▶ Exercise objective
Repeat each entry as written and leave the images out of the copy.

Stored data entries:
____________
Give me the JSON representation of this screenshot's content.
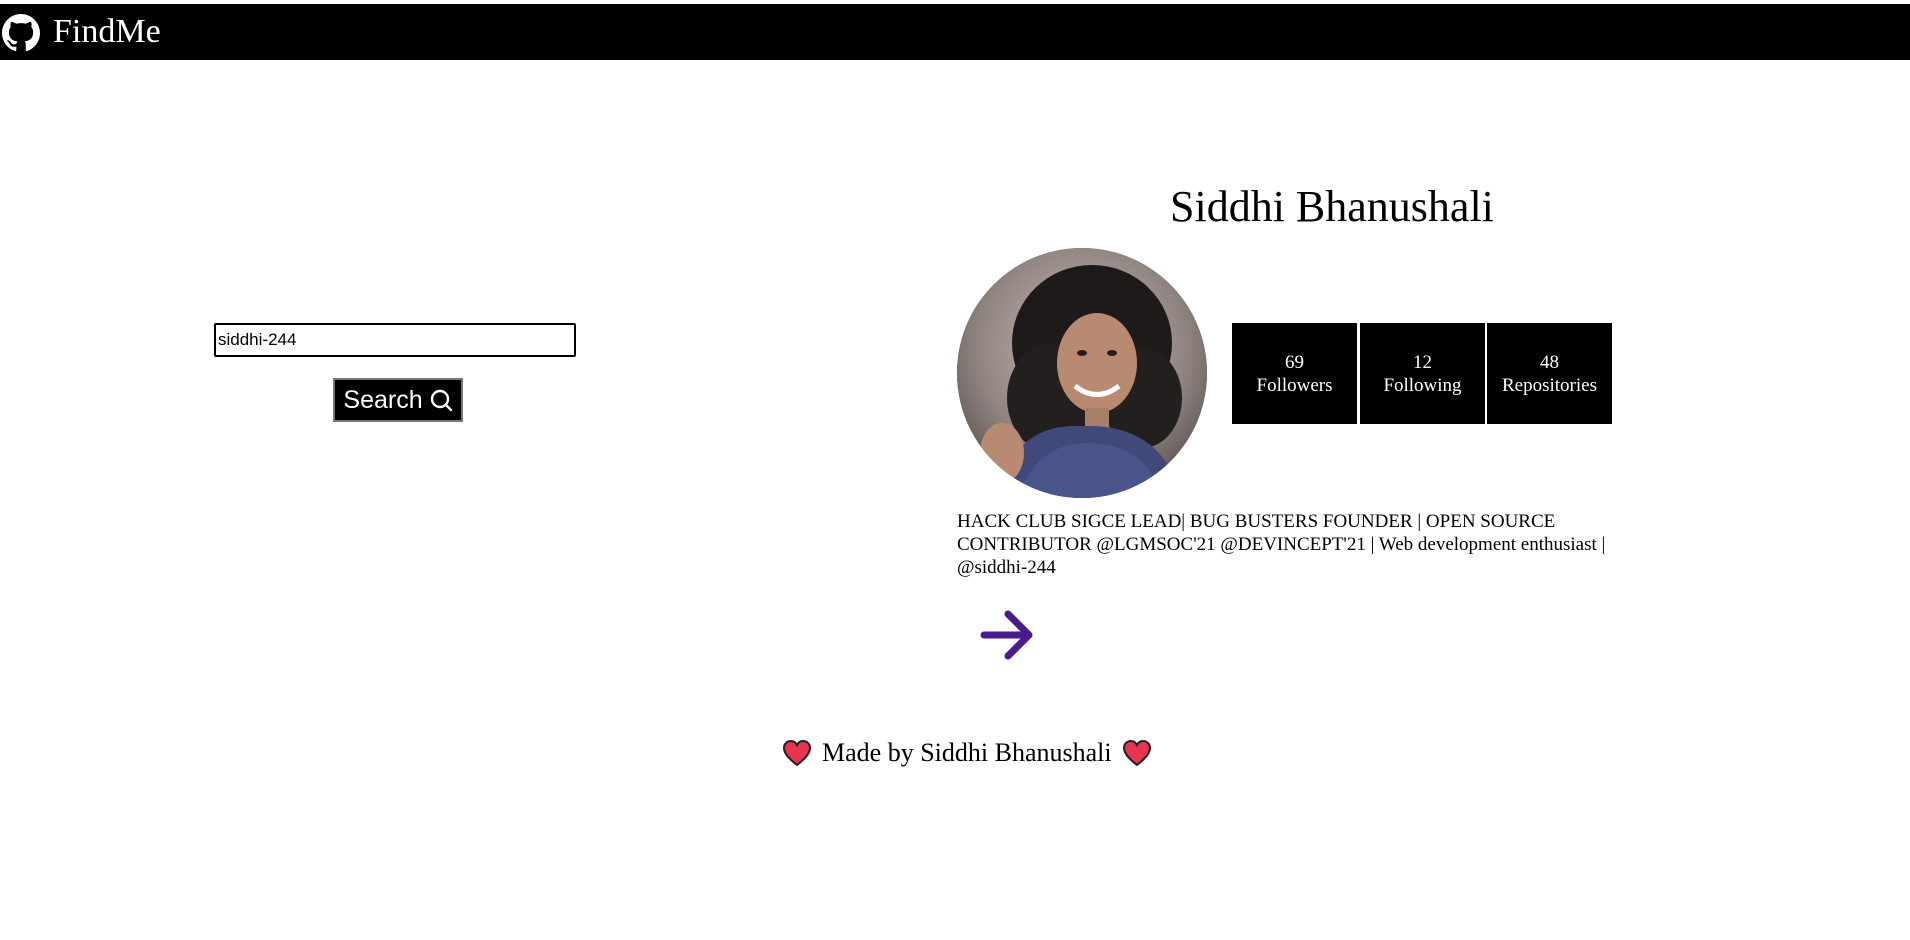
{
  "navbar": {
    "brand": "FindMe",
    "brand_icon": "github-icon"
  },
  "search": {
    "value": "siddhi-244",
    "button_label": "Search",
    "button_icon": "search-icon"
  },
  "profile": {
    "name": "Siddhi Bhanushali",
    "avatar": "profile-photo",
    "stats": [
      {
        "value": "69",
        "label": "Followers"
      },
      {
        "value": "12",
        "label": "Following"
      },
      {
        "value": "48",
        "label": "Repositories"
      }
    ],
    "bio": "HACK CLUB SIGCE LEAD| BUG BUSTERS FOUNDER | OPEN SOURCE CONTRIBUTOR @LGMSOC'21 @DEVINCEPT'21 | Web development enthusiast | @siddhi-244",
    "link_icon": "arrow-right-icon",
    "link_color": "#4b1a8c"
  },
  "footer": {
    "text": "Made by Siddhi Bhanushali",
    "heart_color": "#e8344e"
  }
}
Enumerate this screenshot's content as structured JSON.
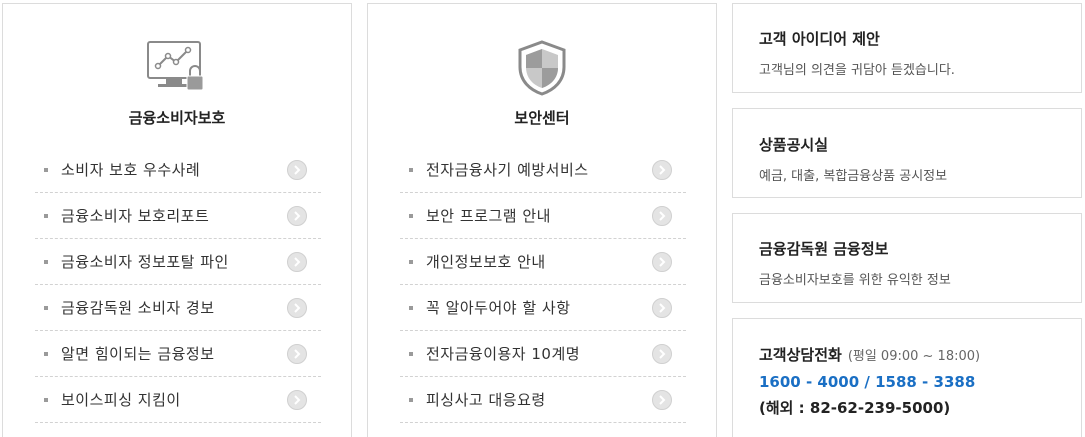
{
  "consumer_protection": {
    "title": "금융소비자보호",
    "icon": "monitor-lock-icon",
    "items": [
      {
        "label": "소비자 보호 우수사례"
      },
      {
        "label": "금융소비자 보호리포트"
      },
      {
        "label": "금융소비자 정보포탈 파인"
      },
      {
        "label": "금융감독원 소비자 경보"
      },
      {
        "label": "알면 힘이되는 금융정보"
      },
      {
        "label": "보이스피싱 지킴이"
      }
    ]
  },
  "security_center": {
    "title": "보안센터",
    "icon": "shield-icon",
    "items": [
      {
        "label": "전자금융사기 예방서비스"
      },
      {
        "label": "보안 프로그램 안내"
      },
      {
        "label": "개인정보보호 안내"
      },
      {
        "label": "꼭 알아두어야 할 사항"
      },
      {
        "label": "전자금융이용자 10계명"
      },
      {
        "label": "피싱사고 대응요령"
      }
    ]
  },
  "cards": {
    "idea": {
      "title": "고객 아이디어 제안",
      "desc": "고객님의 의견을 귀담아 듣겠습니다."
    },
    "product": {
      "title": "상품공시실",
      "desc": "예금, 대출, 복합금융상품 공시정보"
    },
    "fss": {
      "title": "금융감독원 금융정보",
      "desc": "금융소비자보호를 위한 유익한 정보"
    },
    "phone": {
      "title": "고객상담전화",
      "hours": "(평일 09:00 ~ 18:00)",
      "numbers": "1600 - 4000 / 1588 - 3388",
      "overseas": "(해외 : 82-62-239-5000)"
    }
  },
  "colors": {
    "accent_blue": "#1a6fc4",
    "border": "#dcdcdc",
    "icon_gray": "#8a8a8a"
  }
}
____________
▶ Task output
Give me the JSON representation of this screenshot's content.
{
  "navbar": {
    "brand": "FindMe",
    "brand_icon": "github-icon"
  },
  "search": {
    "value": "siddhi-244",
    "button_label": "Search",
    "button_icon": "search-icon"
  },
  "profile": {
    "name": "Siddhi Bhanushali",
    "avatar": "profile-photo",
    "stats": [
      {
        "value": "69",
        "label": "Followers"
      },
      {
        "value": "12",
        "label": "Following"
      },
      {
        "value": "48",
        "label": "Repositories"
      }
    ],
    "bio": "HACK CLUB SIGCE LEAD| BUG BUSTERS FOUNDER | OPEN SOURCE CONTRIBUTOR @LGMSOC'21 @DEVINCEPT'21 | Web development enthusiast | @siddhi-244",
    "link_icon": "arrow-right-icon",
    "link_color": "#4b1a8c"
  },
  "footer": {
    "text": "Made by Siddhi Bhanushali",
    "heart_color": "#e8344e"
  }
}
Enumerate this screenshot's content as structured JSON.
{
  "consumer_protection": {
    "title": "금융소비자보호",
    "icon": "monitor-lock-icon",
    "items": [
      {
        "label": "소비자 보호 우수사례"
      },
      {
        "label": "금융소비자 보호리포트"
      },
      {
        "label": "금융소비자 정보포탈 파인"
      },
      {
        "label": "금융감독원 소비자 경보"
      },
      {
        "label": "알면 힘이되는 금융정보"
      },
      {
        "label": "보이스피싱 지킴이"
      }
    ]
  },
  "security_center": {
    "title": "보안센터",
    "icon": "shield-icon",
    "items": [
      {
        "label": "전자금융사기 예방서비스"
      },
      {
        "label": "보안 프로그램 안내"
      },
      {
        "label": "개인정보보호 안내"
      },
      {
        "label": "꼭 알아두어야 할 사항"
      },
      {
        "label": "전자금융이용자 10계명"
      },
      {
        "label": "피싱사고 대응요령"
      }
    ]
  },
  "cards": {
    "idea": {
      "title": "고객 아이디어 제안",
      "desc": "고객님의 의견을 귀담아 듣겠습니다."
    },
    "product": {
      "title": "상품공시실",
      "desc": "예금, 대출, 복합금융상품 공시정보"
    },
    "fss": {
      "title": "금융감독원 금융정보",
      "desc": "금융소비자보호를 위한 유익한 정보"
    },
    "phone": {
      "title": "고객상담전화",
      "hours": "(평일 09:00 ~ 18:00)",
      "numbers": "1600 - 4000 / 1588 - 3388",
      "overseas": "(해외 : 82-62-239-5000)"
    }
  },
  "colors": {
    "accent_blue": "#1a6fc4",
    "border": "#dcdcdc",
    "icon_gray": "#8a8a8a"
  }
}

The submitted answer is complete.